[Dataset excerpts]
===

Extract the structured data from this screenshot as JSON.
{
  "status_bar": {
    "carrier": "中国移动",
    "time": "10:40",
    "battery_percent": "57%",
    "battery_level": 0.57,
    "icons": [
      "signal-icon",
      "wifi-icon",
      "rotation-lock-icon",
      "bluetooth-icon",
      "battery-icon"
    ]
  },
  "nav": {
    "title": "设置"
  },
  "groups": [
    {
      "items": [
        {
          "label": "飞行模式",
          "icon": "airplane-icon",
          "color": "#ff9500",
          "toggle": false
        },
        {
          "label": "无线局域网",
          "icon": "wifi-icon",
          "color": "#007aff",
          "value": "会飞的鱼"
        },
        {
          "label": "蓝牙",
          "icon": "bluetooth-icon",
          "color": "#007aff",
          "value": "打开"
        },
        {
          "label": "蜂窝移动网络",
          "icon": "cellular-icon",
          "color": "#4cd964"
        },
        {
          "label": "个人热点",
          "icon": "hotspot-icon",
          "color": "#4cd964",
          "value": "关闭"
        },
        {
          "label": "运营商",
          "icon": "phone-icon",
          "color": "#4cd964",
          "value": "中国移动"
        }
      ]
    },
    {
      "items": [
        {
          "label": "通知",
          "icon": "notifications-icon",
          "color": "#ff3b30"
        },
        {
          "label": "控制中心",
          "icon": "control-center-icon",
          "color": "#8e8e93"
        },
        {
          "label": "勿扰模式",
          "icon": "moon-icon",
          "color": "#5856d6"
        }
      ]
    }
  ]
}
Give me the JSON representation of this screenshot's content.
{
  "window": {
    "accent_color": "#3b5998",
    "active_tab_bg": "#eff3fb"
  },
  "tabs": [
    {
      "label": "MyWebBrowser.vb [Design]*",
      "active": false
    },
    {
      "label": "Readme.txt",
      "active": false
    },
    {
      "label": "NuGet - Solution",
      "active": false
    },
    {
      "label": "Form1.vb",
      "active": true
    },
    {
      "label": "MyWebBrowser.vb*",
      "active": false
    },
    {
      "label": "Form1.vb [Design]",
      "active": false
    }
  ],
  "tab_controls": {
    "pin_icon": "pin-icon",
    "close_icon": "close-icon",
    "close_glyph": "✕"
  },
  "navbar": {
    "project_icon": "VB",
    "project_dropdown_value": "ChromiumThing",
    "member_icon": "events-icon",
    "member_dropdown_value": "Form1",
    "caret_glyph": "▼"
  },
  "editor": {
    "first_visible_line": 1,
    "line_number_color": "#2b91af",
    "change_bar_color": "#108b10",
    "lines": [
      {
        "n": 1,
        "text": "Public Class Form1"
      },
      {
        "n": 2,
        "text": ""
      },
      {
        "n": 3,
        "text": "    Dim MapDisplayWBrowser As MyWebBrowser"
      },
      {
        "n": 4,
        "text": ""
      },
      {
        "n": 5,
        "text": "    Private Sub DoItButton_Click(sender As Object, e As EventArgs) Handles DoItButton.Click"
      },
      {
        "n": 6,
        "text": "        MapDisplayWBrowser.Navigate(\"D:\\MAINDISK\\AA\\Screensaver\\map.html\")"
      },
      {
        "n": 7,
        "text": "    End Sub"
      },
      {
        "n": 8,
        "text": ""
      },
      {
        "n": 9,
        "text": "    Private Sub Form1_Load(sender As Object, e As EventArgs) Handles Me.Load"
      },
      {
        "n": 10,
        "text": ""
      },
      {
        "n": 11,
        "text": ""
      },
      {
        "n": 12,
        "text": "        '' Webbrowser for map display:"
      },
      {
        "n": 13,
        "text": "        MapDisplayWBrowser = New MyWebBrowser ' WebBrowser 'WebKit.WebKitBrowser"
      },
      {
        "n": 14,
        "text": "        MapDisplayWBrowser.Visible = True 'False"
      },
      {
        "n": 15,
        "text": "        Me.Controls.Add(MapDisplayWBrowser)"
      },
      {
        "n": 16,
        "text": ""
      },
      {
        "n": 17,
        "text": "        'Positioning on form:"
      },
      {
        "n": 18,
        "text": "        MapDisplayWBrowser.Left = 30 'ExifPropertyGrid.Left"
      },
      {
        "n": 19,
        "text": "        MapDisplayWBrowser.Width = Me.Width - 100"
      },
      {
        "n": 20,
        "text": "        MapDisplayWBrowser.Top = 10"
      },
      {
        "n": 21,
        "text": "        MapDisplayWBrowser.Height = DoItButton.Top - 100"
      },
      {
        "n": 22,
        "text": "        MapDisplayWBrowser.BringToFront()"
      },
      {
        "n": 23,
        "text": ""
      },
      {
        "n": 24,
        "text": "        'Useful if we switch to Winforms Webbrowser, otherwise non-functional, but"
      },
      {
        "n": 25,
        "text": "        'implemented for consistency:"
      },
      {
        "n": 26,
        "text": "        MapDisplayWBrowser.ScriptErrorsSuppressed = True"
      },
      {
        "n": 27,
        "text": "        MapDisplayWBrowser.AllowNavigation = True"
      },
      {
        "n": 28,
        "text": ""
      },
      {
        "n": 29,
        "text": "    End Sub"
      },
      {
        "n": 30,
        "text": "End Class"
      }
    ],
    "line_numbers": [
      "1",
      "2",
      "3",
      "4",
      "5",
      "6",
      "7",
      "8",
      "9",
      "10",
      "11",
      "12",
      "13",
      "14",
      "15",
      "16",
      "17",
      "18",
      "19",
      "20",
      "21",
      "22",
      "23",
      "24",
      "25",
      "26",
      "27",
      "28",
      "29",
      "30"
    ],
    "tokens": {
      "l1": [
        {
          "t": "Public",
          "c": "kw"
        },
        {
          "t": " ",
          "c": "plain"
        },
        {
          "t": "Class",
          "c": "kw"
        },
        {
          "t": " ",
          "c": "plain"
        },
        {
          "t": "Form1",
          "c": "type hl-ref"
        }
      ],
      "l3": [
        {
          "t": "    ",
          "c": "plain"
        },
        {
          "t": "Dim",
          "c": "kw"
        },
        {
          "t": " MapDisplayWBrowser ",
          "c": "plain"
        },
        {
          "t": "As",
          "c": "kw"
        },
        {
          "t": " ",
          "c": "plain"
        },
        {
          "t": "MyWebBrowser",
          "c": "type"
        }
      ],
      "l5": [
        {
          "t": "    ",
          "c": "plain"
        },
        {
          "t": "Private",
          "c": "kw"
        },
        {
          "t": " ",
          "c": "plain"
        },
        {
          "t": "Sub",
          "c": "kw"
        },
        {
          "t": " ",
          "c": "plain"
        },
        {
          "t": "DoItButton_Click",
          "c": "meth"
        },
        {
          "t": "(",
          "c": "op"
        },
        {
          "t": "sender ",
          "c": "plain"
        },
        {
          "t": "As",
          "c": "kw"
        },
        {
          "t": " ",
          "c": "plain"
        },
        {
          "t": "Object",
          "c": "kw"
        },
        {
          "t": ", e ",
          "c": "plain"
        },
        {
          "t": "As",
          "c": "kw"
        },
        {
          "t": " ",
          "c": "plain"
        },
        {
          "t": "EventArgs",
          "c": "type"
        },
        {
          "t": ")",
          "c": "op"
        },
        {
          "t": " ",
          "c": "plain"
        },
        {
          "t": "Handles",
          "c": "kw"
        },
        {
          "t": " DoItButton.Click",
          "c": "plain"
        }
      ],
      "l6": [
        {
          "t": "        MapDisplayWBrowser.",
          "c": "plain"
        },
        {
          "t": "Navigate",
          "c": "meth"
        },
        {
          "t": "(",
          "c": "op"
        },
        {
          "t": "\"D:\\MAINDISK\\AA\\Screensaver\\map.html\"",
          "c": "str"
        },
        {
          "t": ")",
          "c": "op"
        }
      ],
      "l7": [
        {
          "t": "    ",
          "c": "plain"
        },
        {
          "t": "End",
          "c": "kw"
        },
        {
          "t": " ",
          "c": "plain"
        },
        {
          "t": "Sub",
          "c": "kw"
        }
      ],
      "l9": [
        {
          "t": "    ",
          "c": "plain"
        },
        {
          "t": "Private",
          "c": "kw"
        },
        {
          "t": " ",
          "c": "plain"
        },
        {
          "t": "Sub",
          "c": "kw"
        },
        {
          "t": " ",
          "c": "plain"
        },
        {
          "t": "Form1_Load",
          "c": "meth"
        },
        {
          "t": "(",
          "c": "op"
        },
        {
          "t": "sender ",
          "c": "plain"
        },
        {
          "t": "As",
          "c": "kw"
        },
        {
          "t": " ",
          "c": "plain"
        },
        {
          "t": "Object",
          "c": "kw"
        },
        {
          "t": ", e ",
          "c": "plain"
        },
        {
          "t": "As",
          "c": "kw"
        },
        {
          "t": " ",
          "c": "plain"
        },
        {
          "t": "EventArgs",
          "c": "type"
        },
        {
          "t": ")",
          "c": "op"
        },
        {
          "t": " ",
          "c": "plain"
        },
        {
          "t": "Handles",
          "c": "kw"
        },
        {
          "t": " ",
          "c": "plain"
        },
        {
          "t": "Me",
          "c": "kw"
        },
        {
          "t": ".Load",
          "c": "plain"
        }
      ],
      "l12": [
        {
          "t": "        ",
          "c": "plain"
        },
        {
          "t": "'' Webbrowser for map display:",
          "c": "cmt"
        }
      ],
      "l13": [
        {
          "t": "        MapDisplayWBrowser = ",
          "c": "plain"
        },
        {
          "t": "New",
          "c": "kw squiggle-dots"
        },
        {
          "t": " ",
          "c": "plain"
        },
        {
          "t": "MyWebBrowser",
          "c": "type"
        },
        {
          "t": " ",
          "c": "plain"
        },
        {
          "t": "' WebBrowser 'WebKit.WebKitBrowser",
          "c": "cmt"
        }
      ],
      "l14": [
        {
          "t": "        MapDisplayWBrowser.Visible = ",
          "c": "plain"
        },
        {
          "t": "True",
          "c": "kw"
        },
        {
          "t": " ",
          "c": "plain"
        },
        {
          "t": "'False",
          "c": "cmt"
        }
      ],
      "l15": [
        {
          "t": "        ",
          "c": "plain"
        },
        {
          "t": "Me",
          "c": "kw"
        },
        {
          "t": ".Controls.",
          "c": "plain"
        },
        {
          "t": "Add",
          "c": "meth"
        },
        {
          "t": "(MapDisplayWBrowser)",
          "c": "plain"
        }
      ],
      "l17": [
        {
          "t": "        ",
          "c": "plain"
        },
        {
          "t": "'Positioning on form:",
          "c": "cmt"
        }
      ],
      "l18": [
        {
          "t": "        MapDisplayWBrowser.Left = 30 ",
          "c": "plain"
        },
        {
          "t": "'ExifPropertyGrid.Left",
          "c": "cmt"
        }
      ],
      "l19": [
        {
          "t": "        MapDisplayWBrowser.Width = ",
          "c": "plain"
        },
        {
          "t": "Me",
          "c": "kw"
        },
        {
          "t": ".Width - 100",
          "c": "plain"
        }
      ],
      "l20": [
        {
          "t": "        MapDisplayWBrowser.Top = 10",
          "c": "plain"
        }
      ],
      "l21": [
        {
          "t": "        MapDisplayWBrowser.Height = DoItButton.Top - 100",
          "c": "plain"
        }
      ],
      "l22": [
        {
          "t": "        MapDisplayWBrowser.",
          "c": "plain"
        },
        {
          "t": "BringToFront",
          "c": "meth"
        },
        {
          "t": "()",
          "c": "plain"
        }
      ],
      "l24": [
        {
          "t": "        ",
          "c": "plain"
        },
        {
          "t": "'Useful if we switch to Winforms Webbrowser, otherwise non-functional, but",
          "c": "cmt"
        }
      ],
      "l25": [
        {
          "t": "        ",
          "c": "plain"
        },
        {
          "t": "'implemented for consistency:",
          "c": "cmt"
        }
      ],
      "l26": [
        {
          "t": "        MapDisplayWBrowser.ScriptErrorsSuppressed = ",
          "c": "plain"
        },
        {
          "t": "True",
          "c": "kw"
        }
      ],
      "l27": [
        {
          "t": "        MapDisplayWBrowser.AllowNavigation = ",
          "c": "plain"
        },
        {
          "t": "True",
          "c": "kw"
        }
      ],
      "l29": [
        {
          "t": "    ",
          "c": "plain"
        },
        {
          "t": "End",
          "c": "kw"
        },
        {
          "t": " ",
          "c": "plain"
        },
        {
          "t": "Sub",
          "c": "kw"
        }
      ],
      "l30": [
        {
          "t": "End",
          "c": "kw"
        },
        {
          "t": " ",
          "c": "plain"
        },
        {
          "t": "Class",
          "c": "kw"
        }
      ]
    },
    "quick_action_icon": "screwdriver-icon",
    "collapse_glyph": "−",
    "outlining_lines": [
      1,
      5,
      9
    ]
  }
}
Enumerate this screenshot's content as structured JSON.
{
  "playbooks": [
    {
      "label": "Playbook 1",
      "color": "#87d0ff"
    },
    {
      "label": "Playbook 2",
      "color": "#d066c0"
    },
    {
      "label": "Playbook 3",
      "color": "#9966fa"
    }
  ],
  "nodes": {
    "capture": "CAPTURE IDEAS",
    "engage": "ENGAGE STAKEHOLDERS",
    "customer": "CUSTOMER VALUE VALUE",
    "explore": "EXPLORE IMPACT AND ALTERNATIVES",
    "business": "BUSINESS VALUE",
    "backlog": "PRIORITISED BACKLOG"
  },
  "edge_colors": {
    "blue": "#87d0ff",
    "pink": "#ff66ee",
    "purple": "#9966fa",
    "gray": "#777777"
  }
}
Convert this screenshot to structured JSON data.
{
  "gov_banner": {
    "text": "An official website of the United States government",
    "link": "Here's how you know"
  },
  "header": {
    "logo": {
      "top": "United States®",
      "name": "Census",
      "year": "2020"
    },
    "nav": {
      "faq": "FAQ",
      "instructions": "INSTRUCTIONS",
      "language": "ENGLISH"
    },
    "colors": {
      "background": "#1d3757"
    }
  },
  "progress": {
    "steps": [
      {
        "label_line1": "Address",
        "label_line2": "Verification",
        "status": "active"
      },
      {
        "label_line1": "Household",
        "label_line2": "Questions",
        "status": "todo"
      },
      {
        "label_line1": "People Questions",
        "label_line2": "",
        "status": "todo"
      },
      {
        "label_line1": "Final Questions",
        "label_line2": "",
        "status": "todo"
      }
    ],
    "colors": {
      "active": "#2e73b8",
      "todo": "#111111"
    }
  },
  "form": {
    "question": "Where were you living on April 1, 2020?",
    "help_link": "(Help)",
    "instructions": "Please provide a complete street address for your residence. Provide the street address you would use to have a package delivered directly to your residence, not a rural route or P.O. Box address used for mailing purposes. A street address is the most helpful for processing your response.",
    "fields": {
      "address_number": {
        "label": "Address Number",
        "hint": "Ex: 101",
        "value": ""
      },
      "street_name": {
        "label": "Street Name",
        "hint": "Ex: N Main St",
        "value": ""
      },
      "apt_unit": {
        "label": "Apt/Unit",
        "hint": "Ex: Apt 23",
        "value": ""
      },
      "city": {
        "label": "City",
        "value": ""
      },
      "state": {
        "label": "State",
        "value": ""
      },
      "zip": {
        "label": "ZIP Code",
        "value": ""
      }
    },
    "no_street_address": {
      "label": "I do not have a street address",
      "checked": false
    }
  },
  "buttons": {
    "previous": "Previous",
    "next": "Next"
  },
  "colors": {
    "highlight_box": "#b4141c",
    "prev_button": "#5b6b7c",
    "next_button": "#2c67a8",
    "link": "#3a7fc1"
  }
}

===

In the entries above, find each line with the word "content" and show it.

Right answer:
Give me the JSON representation of this screenshot's content.
Enumerate this screenshot's content as structured JSON.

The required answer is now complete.